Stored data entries
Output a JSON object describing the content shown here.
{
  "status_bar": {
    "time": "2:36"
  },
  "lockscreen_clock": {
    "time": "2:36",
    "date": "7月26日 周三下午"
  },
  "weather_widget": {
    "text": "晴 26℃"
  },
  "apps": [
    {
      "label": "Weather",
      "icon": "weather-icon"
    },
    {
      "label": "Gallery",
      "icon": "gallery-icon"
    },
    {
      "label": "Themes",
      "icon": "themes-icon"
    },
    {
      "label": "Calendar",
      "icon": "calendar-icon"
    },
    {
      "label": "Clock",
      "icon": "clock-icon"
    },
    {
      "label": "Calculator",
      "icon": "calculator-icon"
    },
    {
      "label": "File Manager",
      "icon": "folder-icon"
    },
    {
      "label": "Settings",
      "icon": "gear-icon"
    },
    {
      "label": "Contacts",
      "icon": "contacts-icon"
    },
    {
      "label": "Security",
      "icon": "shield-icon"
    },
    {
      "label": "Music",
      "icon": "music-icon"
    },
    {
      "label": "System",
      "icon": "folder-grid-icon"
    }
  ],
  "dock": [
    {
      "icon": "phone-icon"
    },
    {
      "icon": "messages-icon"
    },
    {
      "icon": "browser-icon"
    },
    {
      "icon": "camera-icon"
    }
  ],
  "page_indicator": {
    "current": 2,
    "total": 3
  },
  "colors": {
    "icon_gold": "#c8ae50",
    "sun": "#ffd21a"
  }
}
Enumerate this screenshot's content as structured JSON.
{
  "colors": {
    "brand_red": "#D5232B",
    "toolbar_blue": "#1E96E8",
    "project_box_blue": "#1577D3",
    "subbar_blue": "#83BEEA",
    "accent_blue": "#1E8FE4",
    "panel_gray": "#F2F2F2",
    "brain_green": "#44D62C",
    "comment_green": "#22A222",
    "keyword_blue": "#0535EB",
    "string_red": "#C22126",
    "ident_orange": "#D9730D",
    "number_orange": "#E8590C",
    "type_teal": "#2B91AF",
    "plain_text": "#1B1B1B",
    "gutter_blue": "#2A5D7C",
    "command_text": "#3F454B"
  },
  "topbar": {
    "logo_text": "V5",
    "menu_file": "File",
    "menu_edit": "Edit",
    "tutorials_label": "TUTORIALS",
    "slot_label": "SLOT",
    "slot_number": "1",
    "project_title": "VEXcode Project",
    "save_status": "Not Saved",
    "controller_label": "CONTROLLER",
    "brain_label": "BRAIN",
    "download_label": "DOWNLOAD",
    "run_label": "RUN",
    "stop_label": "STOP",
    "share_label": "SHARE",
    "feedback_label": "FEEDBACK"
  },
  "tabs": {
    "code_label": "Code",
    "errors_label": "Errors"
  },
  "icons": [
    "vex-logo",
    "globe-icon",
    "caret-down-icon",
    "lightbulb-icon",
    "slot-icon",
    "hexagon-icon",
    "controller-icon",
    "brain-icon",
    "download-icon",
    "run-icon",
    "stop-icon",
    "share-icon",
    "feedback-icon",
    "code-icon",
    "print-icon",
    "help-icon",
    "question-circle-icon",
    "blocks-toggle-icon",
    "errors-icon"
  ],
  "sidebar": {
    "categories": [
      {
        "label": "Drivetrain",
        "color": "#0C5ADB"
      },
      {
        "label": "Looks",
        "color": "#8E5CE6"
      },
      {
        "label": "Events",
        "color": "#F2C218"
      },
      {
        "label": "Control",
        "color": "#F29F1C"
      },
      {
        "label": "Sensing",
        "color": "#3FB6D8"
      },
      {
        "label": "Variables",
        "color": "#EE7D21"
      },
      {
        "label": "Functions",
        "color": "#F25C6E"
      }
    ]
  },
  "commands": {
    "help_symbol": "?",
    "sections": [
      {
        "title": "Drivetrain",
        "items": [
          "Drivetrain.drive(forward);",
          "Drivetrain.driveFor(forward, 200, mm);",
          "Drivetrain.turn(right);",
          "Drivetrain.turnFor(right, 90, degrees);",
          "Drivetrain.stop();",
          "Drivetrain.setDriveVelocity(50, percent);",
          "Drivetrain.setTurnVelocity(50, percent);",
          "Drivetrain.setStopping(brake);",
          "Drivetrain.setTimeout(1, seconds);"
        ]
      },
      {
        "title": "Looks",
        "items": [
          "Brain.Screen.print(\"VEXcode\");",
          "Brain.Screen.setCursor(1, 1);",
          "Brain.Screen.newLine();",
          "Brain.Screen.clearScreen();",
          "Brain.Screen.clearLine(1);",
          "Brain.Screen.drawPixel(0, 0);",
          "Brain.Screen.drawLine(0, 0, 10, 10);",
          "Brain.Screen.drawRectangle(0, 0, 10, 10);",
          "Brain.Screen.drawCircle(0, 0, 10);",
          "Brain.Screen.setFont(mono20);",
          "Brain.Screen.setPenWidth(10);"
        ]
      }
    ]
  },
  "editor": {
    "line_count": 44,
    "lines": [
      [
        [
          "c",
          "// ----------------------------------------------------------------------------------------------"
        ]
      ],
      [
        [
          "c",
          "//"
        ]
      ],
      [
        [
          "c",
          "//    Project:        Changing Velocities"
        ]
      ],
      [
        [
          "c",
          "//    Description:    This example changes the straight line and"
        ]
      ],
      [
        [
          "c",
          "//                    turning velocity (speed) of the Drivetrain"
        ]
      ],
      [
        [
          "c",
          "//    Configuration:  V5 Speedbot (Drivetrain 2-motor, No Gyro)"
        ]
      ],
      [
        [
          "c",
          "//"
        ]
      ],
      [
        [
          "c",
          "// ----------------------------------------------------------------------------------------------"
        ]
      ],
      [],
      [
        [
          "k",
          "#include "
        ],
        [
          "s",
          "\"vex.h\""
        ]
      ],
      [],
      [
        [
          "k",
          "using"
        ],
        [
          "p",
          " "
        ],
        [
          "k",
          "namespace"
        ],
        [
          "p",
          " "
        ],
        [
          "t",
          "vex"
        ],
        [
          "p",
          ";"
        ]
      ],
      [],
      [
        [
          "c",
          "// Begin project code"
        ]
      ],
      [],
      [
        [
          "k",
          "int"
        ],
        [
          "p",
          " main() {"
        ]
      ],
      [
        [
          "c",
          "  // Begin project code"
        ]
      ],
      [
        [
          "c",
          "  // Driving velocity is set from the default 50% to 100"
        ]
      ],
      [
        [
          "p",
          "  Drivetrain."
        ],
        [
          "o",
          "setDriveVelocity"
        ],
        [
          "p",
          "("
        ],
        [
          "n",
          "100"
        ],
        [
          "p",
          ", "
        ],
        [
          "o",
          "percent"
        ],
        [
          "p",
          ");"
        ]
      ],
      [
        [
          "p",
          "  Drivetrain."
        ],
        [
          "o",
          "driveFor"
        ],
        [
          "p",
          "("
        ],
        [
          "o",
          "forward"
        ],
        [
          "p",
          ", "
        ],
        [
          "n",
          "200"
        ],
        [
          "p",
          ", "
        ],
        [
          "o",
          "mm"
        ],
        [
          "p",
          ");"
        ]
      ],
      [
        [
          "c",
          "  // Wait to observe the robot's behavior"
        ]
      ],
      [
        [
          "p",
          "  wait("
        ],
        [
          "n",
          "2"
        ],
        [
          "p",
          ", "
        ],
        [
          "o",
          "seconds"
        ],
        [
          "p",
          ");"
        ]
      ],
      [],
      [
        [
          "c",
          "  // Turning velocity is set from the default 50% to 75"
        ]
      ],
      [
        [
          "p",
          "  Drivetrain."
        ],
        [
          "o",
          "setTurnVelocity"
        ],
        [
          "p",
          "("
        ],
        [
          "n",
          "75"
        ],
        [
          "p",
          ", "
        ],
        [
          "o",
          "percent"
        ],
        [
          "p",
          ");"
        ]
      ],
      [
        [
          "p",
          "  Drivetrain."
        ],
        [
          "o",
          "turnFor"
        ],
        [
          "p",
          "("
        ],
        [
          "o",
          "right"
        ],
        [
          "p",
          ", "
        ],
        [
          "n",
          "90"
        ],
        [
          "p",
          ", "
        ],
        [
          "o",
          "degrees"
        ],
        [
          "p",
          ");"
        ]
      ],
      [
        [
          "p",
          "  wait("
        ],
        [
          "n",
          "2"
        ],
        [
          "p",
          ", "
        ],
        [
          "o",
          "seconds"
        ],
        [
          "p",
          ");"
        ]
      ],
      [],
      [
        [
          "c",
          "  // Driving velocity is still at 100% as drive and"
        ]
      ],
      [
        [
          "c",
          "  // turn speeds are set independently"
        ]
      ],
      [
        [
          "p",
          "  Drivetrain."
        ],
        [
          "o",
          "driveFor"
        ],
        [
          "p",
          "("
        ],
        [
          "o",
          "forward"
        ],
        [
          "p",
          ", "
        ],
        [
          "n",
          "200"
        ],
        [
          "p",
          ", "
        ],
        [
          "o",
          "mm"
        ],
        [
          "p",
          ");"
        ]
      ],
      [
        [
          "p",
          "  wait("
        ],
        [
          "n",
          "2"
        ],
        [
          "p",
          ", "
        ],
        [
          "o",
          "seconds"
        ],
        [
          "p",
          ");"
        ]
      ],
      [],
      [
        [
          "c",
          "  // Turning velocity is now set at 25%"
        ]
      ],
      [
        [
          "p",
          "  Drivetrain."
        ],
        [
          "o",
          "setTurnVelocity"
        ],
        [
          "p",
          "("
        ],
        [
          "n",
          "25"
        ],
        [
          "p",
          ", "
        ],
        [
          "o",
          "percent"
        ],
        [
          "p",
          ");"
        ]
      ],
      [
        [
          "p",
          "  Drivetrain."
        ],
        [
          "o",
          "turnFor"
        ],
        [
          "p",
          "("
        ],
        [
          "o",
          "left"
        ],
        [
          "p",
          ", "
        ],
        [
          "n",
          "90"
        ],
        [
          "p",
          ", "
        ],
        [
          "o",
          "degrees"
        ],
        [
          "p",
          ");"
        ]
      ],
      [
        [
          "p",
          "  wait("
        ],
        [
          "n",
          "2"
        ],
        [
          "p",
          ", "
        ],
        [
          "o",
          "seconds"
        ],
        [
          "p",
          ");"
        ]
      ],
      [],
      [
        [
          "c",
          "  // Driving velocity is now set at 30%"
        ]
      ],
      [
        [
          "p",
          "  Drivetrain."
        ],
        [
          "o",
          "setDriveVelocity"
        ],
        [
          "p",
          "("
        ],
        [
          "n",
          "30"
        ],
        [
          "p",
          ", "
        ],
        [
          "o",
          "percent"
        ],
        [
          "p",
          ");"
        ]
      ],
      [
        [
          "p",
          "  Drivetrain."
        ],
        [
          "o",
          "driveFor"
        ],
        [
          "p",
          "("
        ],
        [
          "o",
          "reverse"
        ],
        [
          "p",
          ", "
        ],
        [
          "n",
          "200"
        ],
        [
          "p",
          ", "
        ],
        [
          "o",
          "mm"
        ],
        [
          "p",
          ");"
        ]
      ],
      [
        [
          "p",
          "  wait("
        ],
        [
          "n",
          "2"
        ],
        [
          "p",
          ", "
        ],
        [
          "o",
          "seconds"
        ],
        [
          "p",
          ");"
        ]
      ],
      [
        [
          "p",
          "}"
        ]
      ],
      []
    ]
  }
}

■ **Task**:
Tally how many lines in the material above hold the word "Driving". Write only that number.

■ **Exercise result**:
3